BEGIN Provided records
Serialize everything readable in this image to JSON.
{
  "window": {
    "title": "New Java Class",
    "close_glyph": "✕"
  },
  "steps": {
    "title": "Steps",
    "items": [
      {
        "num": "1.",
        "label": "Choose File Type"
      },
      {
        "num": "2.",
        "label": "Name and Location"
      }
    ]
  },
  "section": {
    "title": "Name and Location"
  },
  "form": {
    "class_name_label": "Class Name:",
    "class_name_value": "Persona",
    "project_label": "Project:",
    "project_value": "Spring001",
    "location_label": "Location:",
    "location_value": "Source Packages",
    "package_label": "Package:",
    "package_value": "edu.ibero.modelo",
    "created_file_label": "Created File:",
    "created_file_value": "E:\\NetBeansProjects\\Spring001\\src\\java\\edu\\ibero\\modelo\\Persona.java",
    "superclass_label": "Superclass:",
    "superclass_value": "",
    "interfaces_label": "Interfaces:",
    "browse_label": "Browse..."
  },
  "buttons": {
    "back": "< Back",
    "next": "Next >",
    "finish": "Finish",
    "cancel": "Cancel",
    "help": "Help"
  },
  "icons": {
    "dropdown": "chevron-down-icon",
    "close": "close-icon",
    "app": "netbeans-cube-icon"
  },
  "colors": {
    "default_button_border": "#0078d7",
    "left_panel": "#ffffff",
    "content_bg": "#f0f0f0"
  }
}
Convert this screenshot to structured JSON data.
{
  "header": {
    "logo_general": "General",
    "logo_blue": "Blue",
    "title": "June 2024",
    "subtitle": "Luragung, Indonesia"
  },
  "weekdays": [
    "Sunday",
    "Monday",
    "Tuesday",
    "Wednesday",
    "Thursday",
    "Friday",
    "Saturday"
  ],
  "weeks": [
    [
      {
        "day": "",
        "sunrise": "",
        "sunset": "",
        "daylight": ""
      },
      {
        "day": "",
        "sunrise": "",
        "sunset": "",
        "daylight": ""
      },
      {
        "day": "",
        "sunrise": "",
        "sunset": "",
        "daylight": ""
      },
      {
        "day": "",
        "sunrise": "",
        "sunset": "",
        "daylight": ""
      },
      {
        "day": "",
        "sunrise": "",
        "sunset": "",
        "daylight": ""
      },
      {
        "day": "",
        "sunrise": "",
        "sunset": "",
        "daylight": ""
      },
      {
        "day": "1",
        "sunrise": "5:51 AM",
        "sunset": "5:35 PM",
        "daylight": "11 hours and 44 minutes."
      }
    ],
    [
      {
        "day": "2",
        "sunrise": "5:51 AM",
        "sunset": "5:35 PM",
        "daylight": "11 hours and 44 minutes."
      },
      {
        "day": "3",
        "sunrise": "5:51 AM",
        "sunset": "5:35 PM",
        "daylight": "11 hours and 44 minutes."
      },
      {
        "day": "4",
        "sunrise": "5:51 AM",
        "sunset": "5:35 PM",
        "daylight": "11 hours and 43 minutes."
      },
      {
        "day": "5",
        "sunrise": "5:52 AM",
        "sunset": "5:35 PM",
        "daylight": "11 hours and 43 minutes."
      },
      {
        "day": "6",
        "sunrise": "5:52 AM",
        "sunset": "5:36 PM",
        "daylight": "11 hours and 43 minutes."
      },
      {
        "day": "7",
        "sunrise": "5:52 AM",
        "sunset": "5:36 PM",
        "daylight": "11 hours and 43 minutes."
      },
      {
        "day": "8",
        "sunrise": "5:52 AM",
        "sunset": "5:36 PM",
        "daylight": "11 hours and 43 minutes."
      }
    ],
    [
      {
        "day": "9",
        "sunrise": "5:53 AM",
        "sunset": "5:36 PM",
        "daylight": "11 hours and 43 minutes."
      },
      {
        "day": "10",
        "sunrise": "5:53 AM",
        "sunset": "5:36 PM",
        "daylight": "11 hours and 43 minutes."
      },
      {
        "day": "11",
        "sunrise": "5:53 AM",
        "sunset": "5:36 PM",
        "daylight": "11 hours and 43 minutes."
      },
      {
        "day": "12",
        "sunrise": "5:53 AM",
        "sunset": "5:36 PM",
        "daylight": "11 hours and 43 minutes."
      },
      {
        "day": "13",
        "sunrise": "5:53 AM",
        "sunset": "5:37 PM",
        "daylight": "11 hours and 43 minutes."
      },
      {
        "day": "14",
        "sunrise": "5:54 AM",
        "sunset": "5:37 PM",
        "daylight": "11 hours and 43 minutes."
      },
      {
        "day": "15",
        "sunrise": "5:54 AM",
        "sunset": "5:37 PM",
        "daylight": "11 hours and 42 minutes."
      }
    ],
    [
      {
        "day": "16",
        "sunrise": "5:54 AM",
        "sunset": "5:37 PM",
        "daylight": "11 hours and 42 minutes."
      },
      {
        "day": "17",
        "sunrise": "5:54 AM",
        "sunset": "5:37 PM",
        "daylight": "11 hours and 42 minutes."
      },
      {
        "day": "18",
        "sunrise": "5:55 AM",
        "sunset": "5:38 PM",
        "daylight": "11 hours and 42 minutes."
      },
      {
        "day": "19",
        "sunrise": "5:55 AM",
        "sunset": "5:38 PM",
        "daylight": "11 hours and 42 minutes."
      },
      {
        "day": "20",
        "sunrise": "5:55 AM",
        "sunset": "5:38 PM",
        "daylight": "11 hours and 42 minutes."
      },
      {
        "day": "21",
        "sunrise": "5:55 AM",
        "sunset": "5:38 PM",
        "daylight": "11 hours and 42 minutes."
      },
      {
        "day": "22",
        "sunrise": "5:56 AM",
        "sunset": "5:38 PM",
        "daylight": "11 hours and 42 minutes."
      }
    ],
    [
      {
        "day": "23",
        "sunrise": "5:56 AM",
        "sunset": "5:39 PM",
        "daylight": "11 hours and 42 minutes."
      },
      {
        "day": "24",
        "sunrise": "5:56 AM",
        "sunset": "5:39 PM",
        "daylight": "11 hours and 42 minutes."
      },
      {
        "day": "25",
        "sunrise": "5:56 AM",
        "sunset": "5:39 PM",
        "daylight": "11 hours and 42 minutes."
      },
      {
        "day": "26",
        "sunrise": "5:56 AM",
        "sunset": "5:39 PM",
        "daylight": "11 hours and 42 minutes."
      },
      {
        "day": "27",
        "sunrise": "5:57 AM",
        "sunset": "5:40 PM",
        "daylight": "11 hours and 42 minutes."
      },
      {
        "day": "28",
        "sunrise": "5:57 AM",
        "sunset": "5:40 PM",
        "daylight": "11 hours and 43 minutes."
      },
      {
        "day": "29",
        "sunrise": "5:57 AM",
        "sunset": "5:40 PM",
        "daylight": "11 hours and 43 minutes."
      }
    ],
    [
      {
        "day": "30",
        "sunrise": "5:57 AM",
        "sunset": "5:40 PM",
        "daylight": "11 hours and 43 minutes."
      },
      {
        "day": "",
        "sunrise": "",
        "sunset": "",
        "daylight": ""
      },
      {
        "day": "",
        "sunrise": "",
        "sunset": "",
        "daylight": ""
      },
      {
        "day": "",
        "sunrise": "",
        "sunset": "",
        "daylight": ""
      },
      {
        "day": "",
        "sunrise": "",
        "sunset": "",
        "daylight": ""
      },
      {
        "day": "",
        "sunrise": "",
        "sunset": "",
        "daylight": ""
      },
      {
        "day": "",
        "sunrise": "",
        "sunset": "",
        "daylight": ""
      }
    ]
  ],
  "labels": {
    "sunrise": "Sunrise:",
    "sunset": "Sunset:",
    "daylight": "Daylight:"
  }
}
END Provided records
__Do this__.
Return every record above exactly as it appears.

__Final result__.
Serialize everything readable in this image to JSON.
{
  "window": {
    "title": "New Java Class",
    "close_glyph": "✕"
  },
  "steps": {
    "title": "Steps",
    "items": [
      {
        "num": "1.",
        "label": "Choose File Type"
      },
      {
        "num": "2.",
        "label": "Name and Location"
      }
    ]
  },
  "section": {
    "title": "Name and Location"
  },
  "form": {
    "class_name_label": "Class Name:",
    "class_name_value": "Persona",
    "project_label": "Project:",
    "project_value": "Spring001",
    "location_label": "Location:",
    "location_value": "Source Packages",
    "package_label": "Package:",
    "package_value": "edu.ibero.modelo",
    "created_file_label": "Created File:",
    "created_file_value": "E:\\NetBeansProjects\\Spring001\\src\\java\\edu\\ibero\\modelo\\Persona.java",
    "superclass_label": "Superclass:",
    "superclass_value": "",
    "interfaces_label": "Interfaces:",
    "browse_label": "Browse..."
  },
  "buttons": {
    "back": "< Back",
    "next": "Next >",
    "finish": "Finish",
    "cancel": "Cancel",
    "help": "Help"
  },
  "icons": {
    "dropdown": "chevron-down-icon",
    "close": "close-icon",
    "app": "netbeans-cube-icon"
  },
  "colors": {
    "default_button_border": "#0078d7",
    "left_panel": "#ffffff",
    "content_bg": "#f0f0f0"
  }
}
Convert this screenshot to structured JSON data.
{
  "header": {
    "logo_general": "General",
    "logo_blue": "Blue",
    "title": "June 2024",
    "subtitle": "Luragung, Indonesia"
  },
  "weekdays": [
    "Sunday",
    "Monday",
    "Tuesday",
    "Wednesday",
    "Thursday",
    "Friday",
    "Saturday"
  ],
  "weeks": [
    [
      {
        "day": "",
        "sunrise": "",
        "sunset": "",
        "daylight": ""
      },
      {
        "day": "",
        "sunrise": "",
        "sunset": "",
        "daylight": ""
      },
      {
        "day": "",
        "sunrise": "",
        "sunset": "",
        "daylight": ""
      },
      {
        "day": "",
        "sunrise": "",
        "sunset": "",
        "daylight": ""
      },
      {
        "day": "",
        "sunrise": "",
        "sunset": "",
        "daylight": ""
      },
      {
        "day": "",
        "sunrise": "",
        "sunset": "",
        "daylight": ""
      },
      {
        "day": "1",
        "sunrise": "5:51 AM",
        "sunset": "5:35 PM",
        "daylight": "11 hours and 44 minutes."
      }
    ],
    [
      {
        "day": "2",
        "sunrise": "5:51 AM",
        "sunset": "5:35 PM",
        "daylight": "11 hours and 44 minutes."
      },
      {
        "day": "3",
        "sunrise": "5:51 AM",
        "sunset": "5:35 PM",
        "daylight": "11 hours and 44 minutes."
      },
      {
        "day": "4",
        "sunrise": "5:51 AM",
        "sunset": "5:35 PM",
        "daylight": "11 hours and 43 minutes."
      },
      {
        "day": "5",
        "sunrise": "5:52 AM",
        "sunset": "5:35 PM",
        "daylight": "11 hours and 43 minutes."
      },
      {
        "day": "6",
        "sunrise": "5:52 AM",
        "sunset": "5:36 PM",
        "daylight": "11 hours and 43 minutes."
      },
      {
        "day": "7",
        "sunrise": "5:52 AM",
        "sunset": "5:36 PM",
        "daylight": "11 hours and 43 minutes."
      },
      {
        "day": "8",
        "sunrise": "5:52 AM",
        "sunset": "5:36 PM",
        "daylight": "11 hours and 43 minutes."
      }
    ],
    [
      {
        "day": "9",
        "sunrise": "5:53 AM",
        "sunset": "5:36 PM",
        "daylight": "11 hours and 43 minutes."
      },
      {
        "day": "10",
        "sunrise": "5:53 AM",
        "sunset": "5:36 PM",
        "daylight": "11 hours and 43 minutes."
      },
      {
        "day": "11",
        "sunrise": "5:53 AM",
        "sunset": "5:36 PM",
        "daylight": "11 hours and 43 minutes."
      },
      {
        "day": "12",
        "sunrise": "5:53 AM",
        "sunset": "5:36 PM",
        "daylight": "11 hours and 43 minutes."
      },
      {
        "day": "13",
        "sunrise": "5:53 AM",
        "sunset": "5:37 PM",
        "daylight": "11 hours and 43 minutes."
      },
      {
        "day": "14",
        "sunrise": "5:54 AM",
        "sunset": "5:37 PM",
        "daylight": "11 hours and 43 minutes."
      },
      {
        "day": "15",
        "sunrise": "5:54 AM",
        "sunset": "5:37 PM",
        "daylight": "11 hours and 42 minutes."
      }
    ],
    [
      {
        "day": "16",
        "sunrise": "5:54 AM",
        "sunset": "5:37 PM",
        "daylight": "11 hours and 42 minutes."
      },
      {
        "day": "17",
        "sunrise": "5:54 AM",
        "sunset": "5:37 PM",
        "daylight": "11 hours and 42 minutes."
      },
      {
        "day": "18",
        "sunrise": "5:55 AM",
        "sunset": "5:38 PM",
        "daylight": "11 hours and 42 minutes."
      },
      {
        "day": "19",
        "sunrise": "5:55 AM",
        "sunset": "5:38 PM",
        "daylight": "11 hours and 42 minutes."
      },
      {
        "day": "20",
        "sunrise": "5:55 AM",
        "sunset": "5:38 PM",
        "daylight": "11 hours and 42 minutes."
      },
      {
        "day": "21",
        "sunrise": "5:55 AM",
        "sunset": "5:38 PM",
        "daylight": "11 hours and 42 minutes."
      },
      {
        "day": "22",
        "sunrise": "5:56 AM",
        "sunset": "5:38 PM",
        "daylight": "11 hours and 42 minutes."
      }
    ],
    [
      {
        "day": "23",
        "sunrise": "5:56 AM",
        "sunset": "5:39 PM",
        "daylight": "11 hours and 42 minutes."
      },
      {
        "day": "24",
        "sunrise": "5:56 AM",
        "sunset": "5:39 PM",
        "daylight": "11 hours and 42 minutes."
      },
      {
        "day": "25",
        "sunrise": "5:56 AM",
        "sunset": "5:39 PM",
        "daylight": "11 hours and 42 minutes."
      },
      {
        "day": "26",
        "sunrise": "5:56 AM",
        "sunset": "5:39 PM",
        "daylight": "11 hours and 42 minutes."
      },
      {
        "day": "27",
        "sunrise": "5:57 AM",
        "sunset": "5:40 PM",
        "daylight": "11 hours and 42 minutes."
      },
      {
        "day": "28",
        "sunrise": "5:57 AM",
        "sunset": "5:40 PM",
        "daylight": "11 hours and 43 minutes."
      },
      {
        "day": "29",
        "sunrise": "5:57 AM",
        "sunset": "5:40 PM",
        "daylight": "11 hours and 43 minutes."
      }
    ],
    [
      {
        "day": "30",
        "sunrise": "5:57 AM",
        "sunset": "5:40 PM",
        "daylight": "11 hours and 43 minutes."
      },
      {
        "day": "",
        "sunrise": "",
        "sunset": "",
        "daylight": ""
      },
      {
        "day": "",
        "sunrise": "",
        "sunset": "",
        "daylight": ""
      },
      {
        "day": "",
        "sunrise": "",
        "sunset": "",
        "daylight": ""
      },
      {
        "day": "",
        "sunrise": "",
        "sunset": "",
        "daylight": ""
      },
      {
        "day": "",
        "sunrise": "",
        "sunset": "",
        "daylight": ""
      },
      {
        "day": "",
        "sunrise": "",
        "sunset": "",
        "daylight": ""
      }
    ]
  ],
  "labels": {
    "sunrise": "Sunrise:",
    "sunset": "Sunset:",
    "daylight": "Daylight:"
  }
}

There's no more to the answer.